= EXERCISE TASK =
Copy each line of the entries beneath that contains the word "请选择用户".

::::::::::

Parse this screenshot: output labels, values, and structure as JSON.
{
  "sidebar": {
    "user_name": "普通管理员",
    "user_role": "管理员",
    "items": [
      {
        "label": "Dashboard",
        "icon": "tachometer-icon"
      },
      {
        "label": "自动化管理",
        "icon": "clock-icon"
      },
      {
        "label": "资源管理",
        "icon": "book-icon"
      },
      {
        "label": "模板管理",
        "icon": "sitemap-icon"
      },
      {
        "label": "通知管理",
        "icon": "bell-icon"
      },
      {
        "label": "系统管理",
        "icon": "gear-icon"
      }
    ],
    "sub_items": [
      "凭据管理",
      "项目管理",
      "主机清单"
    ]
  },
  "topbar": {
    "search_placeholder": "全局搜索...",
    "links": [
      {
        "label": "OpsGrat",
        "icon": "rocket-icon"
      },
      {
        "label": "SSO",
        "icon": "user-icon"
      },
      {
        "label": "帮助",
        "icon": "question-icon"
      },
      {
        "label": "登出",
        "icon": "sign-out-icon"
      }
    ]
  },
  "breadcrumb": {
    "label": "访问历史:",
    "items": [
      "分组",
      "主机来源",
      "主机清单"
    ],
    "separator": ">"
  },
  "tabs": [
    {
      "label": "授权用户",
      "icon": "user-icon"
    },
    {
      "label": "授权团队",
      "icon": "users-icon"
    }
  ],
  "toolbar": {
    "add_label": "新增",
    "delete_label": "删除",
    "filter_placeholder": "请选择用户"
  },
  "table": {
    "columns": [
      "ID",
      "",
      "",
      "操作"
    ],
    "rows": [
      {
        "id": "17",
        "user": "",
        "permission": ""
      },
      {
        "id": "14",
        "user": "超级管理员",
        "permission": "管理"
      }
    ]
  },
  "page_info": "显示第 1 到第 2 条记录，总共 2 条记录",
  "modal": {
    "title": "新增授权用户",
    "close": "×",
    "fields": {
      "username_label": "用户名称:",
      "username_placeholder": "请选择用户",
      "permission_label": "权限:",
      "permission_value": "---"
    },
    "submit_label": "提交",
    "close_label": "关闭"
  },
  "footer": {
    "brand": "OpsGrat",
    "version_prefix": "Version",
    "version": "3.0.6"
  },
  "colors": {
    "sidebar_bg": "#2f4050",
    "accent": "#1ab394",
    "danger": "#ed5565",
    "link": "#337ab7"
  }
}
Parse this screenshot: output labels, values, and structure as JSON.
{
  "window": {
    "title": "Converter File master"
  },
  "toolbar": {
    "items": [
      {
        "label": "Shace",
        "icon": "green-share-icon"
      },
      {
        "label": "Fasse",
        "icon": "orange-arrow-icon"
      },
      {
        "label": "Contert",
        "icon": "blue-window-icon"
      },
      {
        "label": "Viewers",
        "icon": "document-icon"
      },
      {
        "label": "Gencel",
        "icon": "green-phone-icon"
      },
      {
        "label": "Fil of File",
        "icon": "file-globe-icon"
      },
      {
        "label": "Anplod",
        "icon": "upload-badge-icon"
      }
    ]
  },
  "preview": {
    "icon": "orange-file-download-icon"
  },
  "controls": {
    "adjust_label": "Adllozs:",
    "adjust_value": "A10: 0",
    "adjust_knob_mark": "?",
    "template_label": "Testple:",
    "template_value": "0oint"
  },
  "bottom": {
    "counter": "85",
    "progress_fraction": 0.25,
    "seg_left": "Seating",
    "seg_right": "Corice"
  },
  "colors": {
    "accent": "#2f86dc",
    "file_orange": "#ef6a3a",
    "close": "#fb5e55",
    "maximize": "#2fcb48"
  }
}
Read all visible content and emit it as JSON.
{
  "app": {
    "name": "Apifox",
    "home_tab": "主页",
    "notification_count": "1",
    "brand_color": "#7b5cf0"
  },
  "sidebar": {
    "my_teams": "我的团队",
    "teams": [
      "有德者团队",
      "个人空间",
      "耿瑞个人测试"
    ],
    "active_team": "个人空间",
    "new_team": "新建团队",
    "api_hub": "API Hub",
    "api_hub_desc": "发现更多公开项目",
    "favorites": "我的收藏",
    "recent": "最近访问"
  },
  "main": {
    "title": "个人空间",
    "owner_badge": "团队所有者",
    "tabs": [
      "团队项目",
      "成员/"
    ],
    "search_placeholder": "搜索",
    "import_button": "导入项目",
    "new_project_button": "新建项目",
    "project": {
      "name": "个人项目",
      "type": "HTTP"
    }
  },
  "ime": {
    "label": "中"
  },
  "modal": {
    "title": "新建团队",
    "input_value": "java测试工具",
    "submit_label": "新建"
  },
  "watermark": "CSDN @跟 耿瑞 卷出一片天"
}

::::::::::

= TASK ANSWER =
    "filter_placeholder": "请选择用户"
      "username_placeholder": "请选择用户",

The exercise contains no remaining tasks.